═════ Given data ═════
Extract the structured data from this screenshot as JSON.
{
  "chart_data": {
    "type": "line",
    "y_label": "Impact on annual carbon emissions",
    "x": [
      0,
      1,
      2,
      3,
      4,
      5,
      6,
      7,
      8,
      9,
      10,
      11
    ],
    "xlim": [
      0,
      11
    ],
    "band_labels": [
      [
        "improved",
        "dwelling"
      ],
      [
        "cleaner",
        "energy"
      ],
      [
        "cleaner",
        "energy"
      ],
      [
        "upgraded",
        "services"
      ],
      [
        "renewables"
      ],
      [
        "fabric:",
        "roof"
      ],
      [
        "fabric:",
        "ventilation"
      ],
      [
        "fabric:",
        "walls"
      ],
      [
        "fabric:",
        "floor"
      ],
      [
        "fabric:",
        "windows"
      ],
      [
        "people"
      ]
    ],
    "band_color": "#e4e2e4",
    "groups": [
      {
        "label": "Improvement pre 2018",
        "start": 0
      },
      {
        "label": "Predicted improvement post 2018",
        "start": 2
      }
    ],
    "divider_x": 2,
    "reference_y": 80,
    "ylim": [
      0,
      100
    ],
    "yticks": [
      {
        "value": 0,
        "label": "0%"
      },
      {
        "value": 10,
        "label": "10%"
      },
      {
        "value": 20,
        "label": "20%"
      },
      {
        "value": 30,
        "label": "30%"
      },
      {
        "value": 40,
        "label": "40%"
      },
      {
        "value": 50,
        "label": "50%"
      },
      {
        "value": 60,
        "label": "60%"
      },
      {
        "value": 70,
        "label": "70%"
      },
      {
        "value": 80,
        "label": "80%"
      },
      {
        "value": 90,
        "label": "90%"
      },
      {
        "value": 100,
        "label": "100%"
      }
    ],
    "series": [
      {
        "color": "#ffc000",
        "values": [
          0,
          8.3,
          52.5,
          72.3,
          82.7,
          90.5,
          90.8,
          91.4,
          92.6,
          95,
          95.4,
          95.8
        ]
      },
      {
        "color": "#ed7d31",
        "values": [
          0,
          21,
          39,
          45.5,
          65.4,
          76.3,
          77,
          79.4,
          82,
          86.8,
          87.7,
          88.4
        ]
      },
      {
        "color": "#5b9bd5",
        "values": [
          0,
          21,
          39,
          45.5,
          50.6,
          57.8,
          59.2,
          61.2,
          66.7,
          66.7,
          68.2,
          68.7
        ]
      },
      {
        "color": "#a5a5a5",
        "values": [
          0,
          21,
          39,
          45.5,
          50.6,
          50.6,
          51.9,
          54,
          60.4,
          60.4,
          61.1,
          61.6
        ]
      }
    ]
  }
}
═════
_What is required_:
The records above should all be quoted exactly, please.

_Expected answer_:
Extract the structured data from this screenshot as JSON.
{
  "chart_data": {
    "type": "line",
    "y_label": "Impact on annual carbon emissions",
    "x": [
      0,
      1,
      2,
      3,
      4,
      5,
      6,
      7,
      8,
      9,
      10,
      11
    ],
    "xlim": [
      0,
      11
    ],
    "band_labels": [
      [
        "improved",
        "dwelling"
      ],
      [
        "cleaner",
        "energy"
      ],
      [
        "cleaner",
        "energy"
      ],
      [
        "upgraded",
        "services"
      ],
      [
        "renewables"
      ],
      [
        "fabric:",
        "roof"
      ],
      [
        "fabric:",
        "ventilation"
      ],
      [
        "fabric:",
        "walls"
      ],
      [
        "fabric:",
        "floor"
      ],
      [
        "fabric:",
        "windows"
      ],
      [
        "people"
      ]
    ],
    "band_color": "#e4e2e4",
    "groups": [
      {
        "label": "Improvement pre 2018",
        "start": 0
      },
      {
        "label": "Predicted improvement post 2018",
        "start": 2
      }
    ],
    "divider_x": 2,
    "reference_y": 80,
    "ylim": [
      0,
      100
    ],
    "yticks": [
      {
        "value": 0,
        "label": "0%"
      },
      {
        "value": 10,
        "label": "10%"
      },
      {
        "value": 20,
        "label": "20%"
      },
      {
        "value": 30,
        "label": "30%"
      },
      {
        "value": 40,
        "label": "40%"
      },
      {
        "value": 50,
        "label": "50%"
      },
      {
        "value": 60,
        "label": "60%"
      },
      {
        "value": 70,
        "label": "70%"
      },
      {
        "value": 80,
        "label": "80%"
      },
      {
        "value": 90,
        "label": "90%"
      },
      {
        "value": 100,
        "label": "100%"
      }
    ],
    "series": [
      {
        "color": "#ffc000",
        "values": [
          0,
          8.3,
          52.5,
          72.3,
          82.7,
          90.5,
          90.8,
          91.4,
          92.6,
          95,
          95.4,
          95.8
        ]
      },
      {
        "color": "#ed7d31",
        "values": [
          0,
          21,
          39,
          45.5,
          65.4,
          76.3,
          77,
          79.4,
          82,
          86.8,
          87.7,
          88.4
        ]
      },
      {
        "color": "#5b9bd5",
        "values": [
          0,
          21,
          39,
          45.5,
          50.6,
          57.8,
          59.2,
          61.2,
          66.7,
          66.7,
          68.2,
          68.7
        ]
      },
      {
        "color": "#a5a5a5",
        "values": [
          0,
          21,
          39,
          45.5,
          50.6,
          50.6,
          51.9,
          54,
          60.4,
          60.4,
          61.1,
          61.6
        ]
      }
    ]
  }
}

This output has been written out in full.